**JOB:**
Below are entries. Pull out all lines containing "Shift".

**RAW DATA:**

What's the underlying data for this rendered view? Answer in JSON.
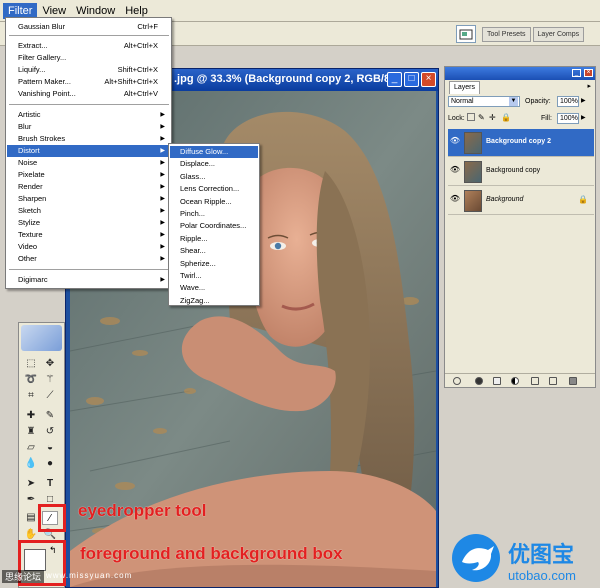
{
  "menubar": {
    "items": [
      "Filter",
      "View",
      "Window",
      "Help"
    ],
    "active_index": 0
  },
  "options_bar": {
    "tabs": [
      "Tool Presets",
      "Layer Comps"
    ]
  },
  "document": {
    "title": ".jpg @ 33.3% (Background copy 2, RGB/8)",
    "buttons": {
      "minimize": "_",
      "maximize": "□",
      "close": "×"
    }
  },
  "filter_menu": {
    "items": [
      {
        "label": "Gaussian Blur",
        "shortcut": "Ctrl+F"
      },
      {
        "label": "Extract...",
        "shortcut": "Alt+Ctrl+X"
      },
      {
        "label": "Filter Gallery...",
        "shortcut": ""
      },
      {
        "label": "Liquify...",
        "shortcut": "Shift+Ctrl+X"
      },
      {
        "label": "Pattern Maker...",
        "shortcut": "Alt+Shift+Ctrl+X"
      },
      {
        "label": "Vanishing Point...",
        "shortcut": "Alt+Ctrl+V"
      },
      {
        "label": "Artistic",
        "shortcut": ""
      },
      {
        "label": "Blur",
        "shortcut": ""
      },
      {
        "label": "Brush Strokes",
        "shortcut": ""
      },
      {
        "label": "Distort",
        "shortcut": ""
      },
      {
        "label": "Noise",
        "shortcut": ""
      },
      {
        "label": "Pixelate",
        "shortcut": ""
      },
      {
        "label": "Render",
        "shortcut": ""
      },
      {
        "label": "Sharpen",
        "shortcut": ""
      },
      {
        "label": "Sketch",
        "shortcut": ""
      },
      {
        "label": "Stylize",
        "shortcut": ""
      },
      {
        "label": "Texture",
        "shortcut": ""
      },
      {
        "label": "Video",
        "shortcut": ""
      },
      {
        "label": "Other",
        "shortcut": ""
      },
      {
        "label": "Digimarc",
        "shortcut": ""
      }
    ],
    "highlighted": "Distort"
  },
  "distort_submenu": {
    "items": [
      "Diffuse Glow...",
      "Displace...",
      "Glass...",
      "Lens Correction...",
      "Ocean Ripple...",
      "Pinch...",
      "Polar Coordinates...",
      "Ripple...",
      "Shear...",
      "Spherize...",
      "Twirl...",
      "Wave...",
      "ZigZag..."
    ],
    "highlighted": "Diffuse Glow..."
  },
  "layers_panel": {
    "tab": "Layers",
    "blend_mode": "Normal",
    "opacity_label": "Opacity:",
    "opacity_value": "100%",
    "lock_label": "Lock:",
    "fill_label": "Fill:",
    "fill_value": "100%",
    "layers": [
      {
        "name": "Background copy 2",
        "selected": true
      },
      {
        "name": "Background copy",
        "selected": false
      },
      {
        "name": "Background",
        "selected": false
      }
    ]
  },
  "annotations": {
    "eyedropper": "eyedropper tool",
    "fg_bg": "foreground and background box"
  },
  "watermarks": {
    "forum": "思缘论坛",
    "site": "www.missyuan.com",
    "logo_cn": "优图宝",
    "logo_url": "utobao.com"
  },
  "colors": {
    "highlight": "#316ac5",
    "annotation_red": "#e32020",
    "logo_blue": "#1e88e5"
  }
}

**THE OUTPUT:**
        "shortcut": "Shift+Ctrl+X"
        "shortcut": "Alt+Shift+Ctrl+X"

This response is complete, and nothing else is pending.